- STATED EXERCISE -
Your task is to write out the complete listing exactly as it is shown.

---------- SOURCE RECORDS ----------

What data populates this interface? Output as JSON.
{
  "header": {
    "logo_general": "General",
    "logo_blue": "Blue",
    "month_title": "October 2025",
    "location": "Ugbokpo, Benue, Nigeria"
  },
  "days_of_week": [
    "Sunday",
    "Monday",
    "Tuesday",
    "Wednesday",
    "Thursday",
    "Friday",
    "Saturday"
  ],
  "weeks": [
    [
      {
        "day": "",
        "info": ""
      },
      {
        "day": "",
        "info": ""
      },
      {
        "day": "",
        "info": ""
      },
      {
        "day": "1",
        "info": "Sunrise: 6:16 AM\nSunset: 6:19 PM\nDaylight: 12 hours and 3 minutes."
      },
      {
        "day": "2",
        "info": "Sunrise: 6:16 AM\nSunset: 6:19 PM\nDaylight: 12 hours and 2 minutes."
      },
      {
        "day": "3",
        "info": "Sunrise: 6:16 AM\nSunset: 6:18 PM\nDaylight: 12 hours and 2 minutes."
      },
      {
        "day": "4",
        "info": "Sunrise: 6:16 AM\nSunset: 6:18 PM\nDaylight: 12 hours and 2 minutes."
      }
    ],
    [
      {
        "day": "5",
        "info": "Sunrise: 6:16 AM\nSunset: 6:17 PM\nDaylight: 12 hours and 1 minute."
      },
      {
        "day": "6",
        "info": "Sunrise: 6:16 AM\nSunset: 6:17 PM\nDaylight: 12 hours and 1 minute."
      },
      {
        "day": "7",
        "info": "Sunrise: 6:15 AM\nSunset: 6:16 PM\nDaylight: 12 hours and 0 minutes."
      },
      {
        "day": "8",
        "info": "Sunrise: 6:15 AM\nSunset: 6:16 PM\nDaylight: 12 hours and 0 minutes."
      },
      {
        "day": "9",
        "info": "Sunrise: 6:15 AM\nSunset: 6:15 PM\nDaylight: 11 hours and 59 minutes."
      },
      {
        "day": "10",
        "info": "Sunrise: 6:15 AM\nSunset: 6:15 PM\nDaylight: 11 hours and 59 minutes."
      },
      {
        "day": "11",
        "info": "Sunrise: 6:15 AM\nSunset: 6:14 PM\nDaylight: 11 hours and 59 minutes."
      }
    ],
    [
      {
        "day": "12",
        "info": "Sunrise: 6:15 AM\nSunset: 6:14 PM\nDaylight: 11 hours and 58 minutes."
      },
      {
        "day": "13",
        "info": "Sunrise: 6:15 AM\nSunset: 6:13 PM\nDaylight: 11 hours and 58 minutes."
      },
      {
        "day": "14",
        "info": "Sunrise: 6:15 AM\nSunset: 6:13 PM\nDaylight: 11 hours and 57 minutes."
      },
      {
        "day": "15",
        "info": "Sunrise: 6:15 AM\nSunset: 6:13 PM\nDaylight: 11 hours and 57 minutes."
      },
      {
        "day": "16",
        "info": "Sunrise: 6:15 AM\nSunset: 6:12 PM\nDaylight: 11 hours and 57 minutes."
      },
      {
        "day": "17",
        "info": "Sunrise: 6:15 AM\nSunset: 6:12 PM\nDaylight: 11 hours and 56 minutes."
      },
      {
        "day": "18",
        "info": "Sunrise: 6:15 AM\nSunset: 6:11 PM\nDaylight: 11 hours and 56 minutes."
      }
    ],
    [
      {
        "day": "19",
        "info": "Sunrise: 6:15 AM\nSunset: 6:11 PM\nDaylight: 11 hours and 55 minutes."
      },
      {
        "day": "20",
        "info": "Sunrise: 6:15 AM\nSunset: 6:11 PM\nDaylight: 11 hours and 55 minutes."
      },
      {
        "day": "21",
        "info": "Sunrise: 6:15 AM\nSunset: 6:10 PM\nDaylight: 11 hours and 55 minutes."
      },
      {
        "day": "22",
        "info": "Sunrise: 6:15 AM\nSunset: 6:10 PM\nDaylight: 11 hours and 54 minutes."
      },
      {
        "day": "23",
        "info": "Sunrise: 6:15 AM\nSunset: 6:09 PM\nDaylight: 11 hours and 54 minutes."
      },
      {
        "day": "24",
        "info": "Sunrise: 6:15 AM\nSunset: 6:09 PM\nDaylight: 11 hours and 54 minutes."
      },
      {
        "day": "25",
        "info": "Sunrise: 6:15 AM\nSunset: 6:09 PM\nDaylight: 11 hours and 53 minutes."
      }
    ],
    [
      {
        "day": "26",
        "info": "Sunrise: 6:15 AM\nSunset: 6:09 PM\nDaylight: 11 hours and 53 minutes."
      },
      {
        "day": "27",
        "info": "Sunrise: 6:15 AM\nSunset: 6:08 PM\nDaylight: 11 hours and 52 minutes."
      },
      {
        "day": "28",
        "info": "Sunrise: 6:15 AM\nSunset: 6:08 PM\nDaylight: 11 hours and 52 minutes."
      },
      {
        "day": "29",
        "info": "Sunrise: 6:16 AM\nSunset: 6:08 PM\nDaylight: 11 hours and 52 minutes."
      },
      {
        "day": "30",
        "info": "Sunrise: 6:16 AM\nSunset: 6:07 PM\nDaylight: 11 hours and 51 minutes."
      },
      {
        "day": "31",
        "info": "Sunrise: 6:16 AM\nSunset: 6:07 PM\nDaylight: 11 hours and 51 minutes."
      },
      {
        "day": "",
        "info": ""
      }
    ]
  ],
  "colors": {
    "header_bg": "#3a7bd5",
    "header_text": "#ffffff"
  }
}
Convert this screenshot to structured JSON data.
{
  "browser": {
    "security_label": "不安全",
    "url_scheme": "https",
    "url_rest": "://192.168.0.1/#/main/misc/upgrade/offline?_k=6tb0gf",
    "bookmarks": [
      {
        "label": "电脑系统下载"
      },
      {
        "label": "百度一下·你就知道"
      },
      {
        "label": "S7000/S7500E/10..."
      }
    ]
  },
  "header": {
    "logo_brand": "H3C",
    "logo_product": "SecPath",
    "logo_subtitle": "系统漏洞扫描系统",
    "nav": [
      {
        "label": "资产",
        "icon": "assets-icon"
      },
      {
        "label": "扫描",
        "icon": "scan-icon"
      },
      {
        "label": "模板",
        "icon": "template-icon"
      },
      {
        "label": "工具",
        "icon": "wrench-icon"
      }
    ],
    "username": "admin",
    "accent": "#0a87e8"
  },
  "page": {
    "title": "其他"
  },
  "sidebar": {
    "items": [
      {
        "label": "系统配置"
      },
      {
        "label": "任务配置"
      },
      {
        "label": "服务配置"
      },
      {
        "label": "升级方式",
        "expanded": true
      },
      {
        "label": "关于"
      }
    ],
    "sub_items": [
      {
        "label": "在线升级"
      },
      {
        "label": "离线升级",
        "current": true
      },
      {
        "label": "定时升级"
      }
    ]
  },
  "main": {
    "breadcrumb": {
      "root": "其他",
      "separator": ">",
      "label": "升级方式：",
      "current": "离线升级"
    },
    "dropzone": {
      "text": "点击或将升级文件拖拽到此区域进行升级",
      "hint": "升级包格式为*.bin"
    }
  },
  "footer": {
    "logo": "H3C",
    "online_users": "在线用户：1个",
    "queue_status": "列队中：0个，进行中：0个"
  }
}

----------

- THE RESPONSE -
What data populates this interface? Output as JSON.
{
  "header": {
    "logo_general": "General",
    "logo_blue": "Blue",
    "month_title": "October 2025",
    "location": "Ugbokpo, Benue, Nigeria"
  },
  "days_of_week": [
    "Sunday",
    "Monday",
    "Tuesday",
    "Wednesday",
    "Thursday",
    "Friday",
    "Saturday"
  ],
  "weeks": [
    [
      {
        "day": "",
        "info": ""
      },
      {
        "day": "",
        "info": ""
      },
      {
        "day": "",
        "info": ""
      },
      {
        "day": "1",
        "info": "Sunrise: 6:16 AM\nSunset: 6:19 PM\nDaylight: 12 hours and 3 minutes."
      },
      {
        "day": "2",
        "info": "Sunrise: 6:16 AM\nSunset: 6:19 PM\nDaylight: 12 hours and 2 minutes."
      },
      {
        "day": "3",
        "info": "Sunrise: 6:16 AM\nSunset: 6:18 PM\nDaylight: 12 hours and 2 minutes."
      },
      {
        "day": "4",
        "info": "Sunrise: 6:16 AM\nSunset: 6:18 PM\nDaylight: 12 hours and 2 minutes."
      }
    ],
    [
      {
        "day": "5",
        "info": "Sunrise: 6:16 AM\nSunset: 6:17 PM\nDaylight: 12 hours and 1 minute."
      },
      {
        "day": "6",
        "info": "Sunrise: 6:16 AM\nSunset: 6:17 PM\nDaylight: 12 hours and 1 minute."
      },
      {
        "day": "7",
        "info": "Sunrise: 6:15 AM\nSunset: 6:16 PM\nDaylight: 12 hours and 0 minutes."
      },
      {
        "day": "8",
        "info": "Sunrise: 6:15 AM\nSunset: 6:16 PM\nDaylight: 12 hours and 0 minutes."
      },
      {
        "day": "9",
        "info": "Sunrise: 6:15 AM\nSunset: 6:15 PM\nDaylight: 11 hours and 59 minutes."
      },
      {
        "day": "10",
        "info": "Sunrise: 6:15 AM\nSunset: 6:15 PM\nDaylight: 11 hours and 59 minutes."
      },
      {
        "day": "11",
        "info": "Sunrise: 6:15 AM\nSunset: 6:14 PM\nDaylight: 11 hours and 59 minutes."
      }
    ],
    [
      {
        "day": "12",
        "info": "Sunrise: 6:15 AM\nSunset: 6:14 PM\nDaylight: 11 hours and 58 minutes."
      },
      {
        "day": "13",
        "info": "Sunrise: 6:15 AM\nSunset: 6:13 PM\nDaylight: 11 hours and 58 minutes."
      },
      {
        "day": "14",
        "info": "Sunrise: 6:15 AM\nSunset: 6:13 PM\nDaylight: 11 hours and 57 minutes."
      },
      {
        "day": "15",
        "info": "Sunrise: 6:15 AM\nSunset: 6:13 PM\nDaylight: 11 hours and 57 minutes."
      },
      {
        "day": "16",
        "info": "Sunrise: 6:15 AM\nSunset: 6:12 PM\nDaylight: 11 hours and 57 minutes."
      },
      {
        "day": "17",
        "info": "Sunrise: 6:15 AM\nSunset: 6:12 PM\nDaylight: 11 hours and 56 minutes."
      },
      {
        "day": "18",
        "info": "Sunrise: 6:15 AM\nSunset: 6:11 PM\nDaylight: 11 hours and 56 minutes."
      }
    ],
    [
      {
        "day": "19",
        "info": "Sunrise: 6:15 AM\nSunset: 6:11 PM\nDaylight: 11 hours and 55 minutes."
      },
      {
        "day": "20",
        "info": "Sunrise: 6:15 AM\nSunset: 6:11 PM\nDaylight: 11 hours and 55 minutes."
      },
      {
        "day": "21",
        "info": "Sunrise: 6:15 AM\nSunset: 6:10 PM\nDaylight: 11 hours and 55 minutes."
      },
      {
        "day": "22",
        "info": "Sunrise: 6:15 AM\nSunset: 6:10 PM\nDaylight: 11 hours and 54 minutes."
      },
      {
        "day": "23",
        "info": "Sunrise: 6:15 AM\nSunset: 6:09 PM\nDaylight: 11 hours and 54 minutes."
      },
      {
        "day": "24",
        "info": "Sunrise: 6:15 AM\nSunset: 6:09 PM\nDaylight: 11 hours and 54 minutes."
      },
      {
        "day": "25",
        "info": "Sunrise: 6:15 AM\nSunset: 6:09 PM\nDaylight: 11 hours and 53 minutes."
      }
    ],
    [
      {
        "day": "26",
        "info": "Sunrise: 6:15 AM\nSunset: 6:09 PM\nDaylight: 11 hours and 53 minutes."
      },
      {
        "day": "27",
        "info": "Sunrise: 6:15 AM\nSunset: 6:08 PM\nDaylight: 11 hours and 52 minutes."
      },
      {
        "day": "28",
        "info": "Sunrise: 6:15 AM\nSunset: 6:08 PM\nDaylight: 11 hours and 52 minutes."
      },
      {
        "day": "29",
        "info": "Sunrise: 6:16 AM\nSunset: 6:08 PM\nDaylight: 11 hours and 52 minutes."
      },
      {
        "day": "30",
        "info": "Sunrise: 6:16 AM\nSunset: 6:07 PM\nDaylight: 11 hours and 51 minutes."
      },
      {
        "day": "31",
        "info": "Sunrise: 6:16 AM\nSunset: 6:07 PM\nDaylight: 11 hours and 51 minutes."
      },
      {
        "day": "",
        "info": ""
      }
    ]
  ],
  "colors": {
    "header_bg": "#3a7bd5",
    "header_text": "#ffffff"
  }
}
Convert this screenshot to structured JSON data.
{
  "browser": {
    "security_label": "不安全",
    "url_scheme": "https",
    "url_rest": "://192.168.0.1/#/main/misc/upgrade/offline?_k=6tb0gf",
    "bookmarks": [
      {
        "label": "电脑系统下载"
      },
      {
        "label": "百度一下·你就知道"
      },
      {
        "label": "S7000/S7500E/10..."
      }
    ]
  },
  "header": {
    "logo_brand": "H3C",
    "logo_product": "SecPath",
    "logo_subtitle": "系统漏洞扫描系统",
    "nav": [
      {
        "label": "资产",
        "icon": "assets-icon"
      },
      {
        "label": "扫描",
        "icon": "scan-icon"
      },
      {
        "label": "模板",
        "icon": "template-icon"
      },
      {
        "label": "工具",
        "icon": "wrench-icon"
      }
    ],
    "username": "admin",
    "accent": "#0a87e8"
  },
  "page": {
    "title": "其他"
  },
  "sidebar": {
    "items": [
      {
        "label": "系统配置"
      },
      {
        "label": "任务配置"
      },
      {
        "label": "服务配置"
      },
      {
        "label": "升级方式",
        "expanded": true
      },
      {
        "label": "关于"
      }
    ],
    "sub_items": [
      {
        "label": "在线升级"
      },
      {
        "label": "离线升级",
        "current": true
      },
      {
        "label": "定时升级"
      }
    ]
  },
  "main": {
    "breadcrumb": {
      "root": "其他",
      "separator": ">",
      "label": "升级方式：",
      "current": "离线升级"
    },
    "dropzone": {
      "text": "点击或将升级文件拖拽到此区域进行升级",
      "hint": "升级包格式为*.bin"
    }
  },
  "footer": {
    "logo": "H3C",
    "online_users": "在线用户：1个",
    "queue_status": "列队中：0个，进行中：0个"
  }
}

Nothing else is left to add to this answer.